■ Given information:
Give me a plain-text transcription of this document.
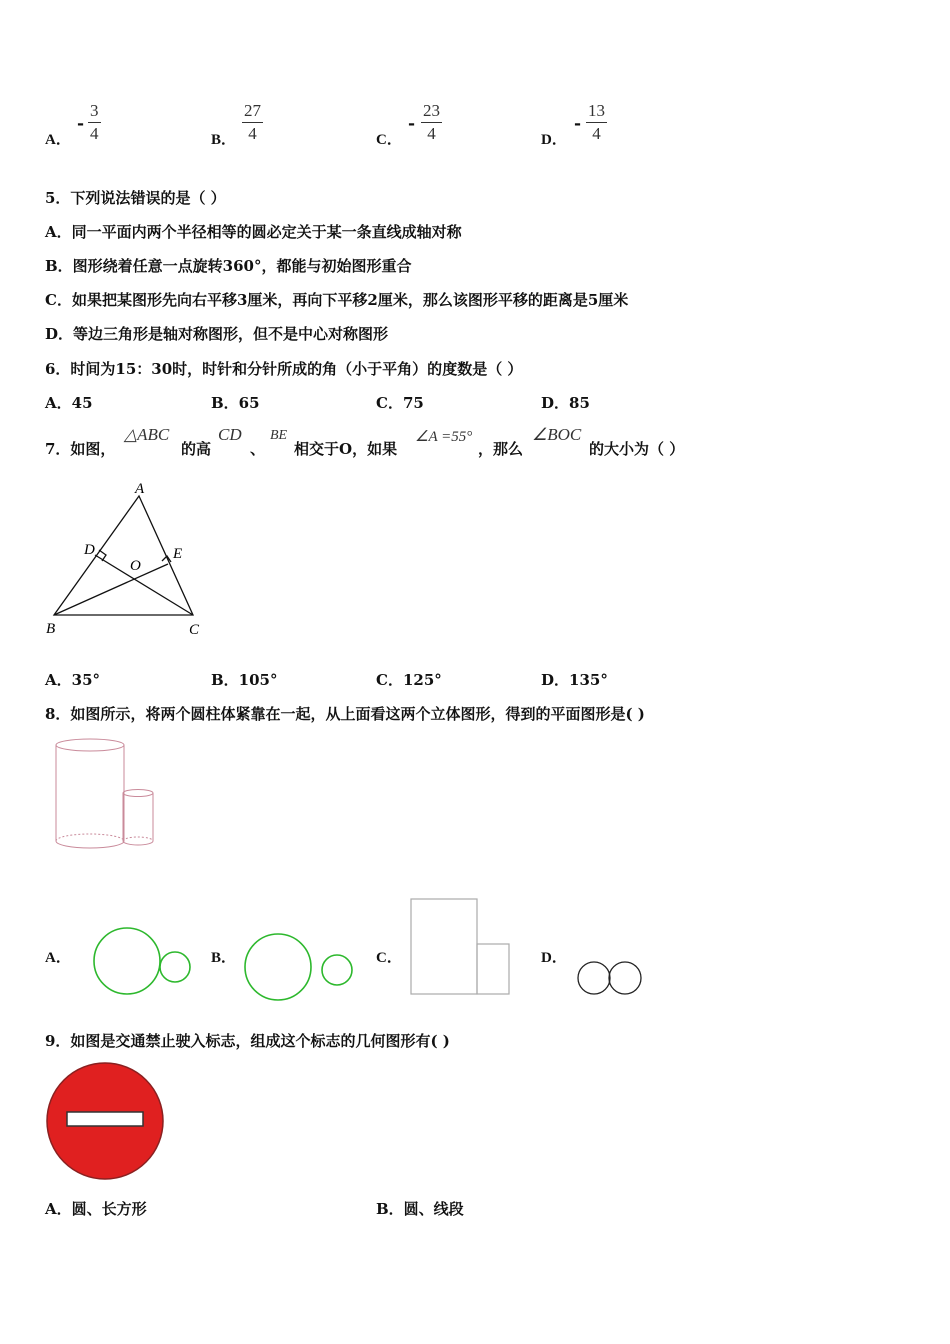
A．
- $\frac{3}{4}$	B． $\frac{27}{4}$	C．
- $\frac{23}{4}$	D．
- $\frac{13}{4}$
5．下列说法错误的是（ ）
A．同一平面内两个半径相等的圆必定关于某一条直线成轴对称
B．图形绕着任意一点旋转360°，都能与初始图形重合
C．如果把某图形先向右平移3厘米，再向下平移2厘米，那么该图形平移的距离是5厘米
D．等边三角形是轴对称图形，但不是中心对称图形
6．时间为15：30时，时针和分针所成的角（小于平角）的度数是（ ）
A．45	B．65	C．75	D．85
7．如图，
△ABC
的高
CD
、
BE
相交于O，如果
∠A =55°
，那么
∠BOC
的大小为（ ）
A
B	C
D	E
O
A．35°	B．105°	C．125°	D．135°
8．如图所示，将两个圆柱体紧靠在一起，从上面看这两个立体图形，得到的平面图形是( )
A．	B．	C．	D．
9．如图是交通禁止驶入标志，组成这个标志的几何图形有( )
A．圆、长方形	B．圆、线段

■ Given instruction:
Filter out all lines lacking the word "frac" and copy the rest.

■ Response to this task:
- $\frac{3}{4}$	B． $\frac{27}{4}$	C．
- $\frac{23}{4}$	D．
- $\frac{13}{4}$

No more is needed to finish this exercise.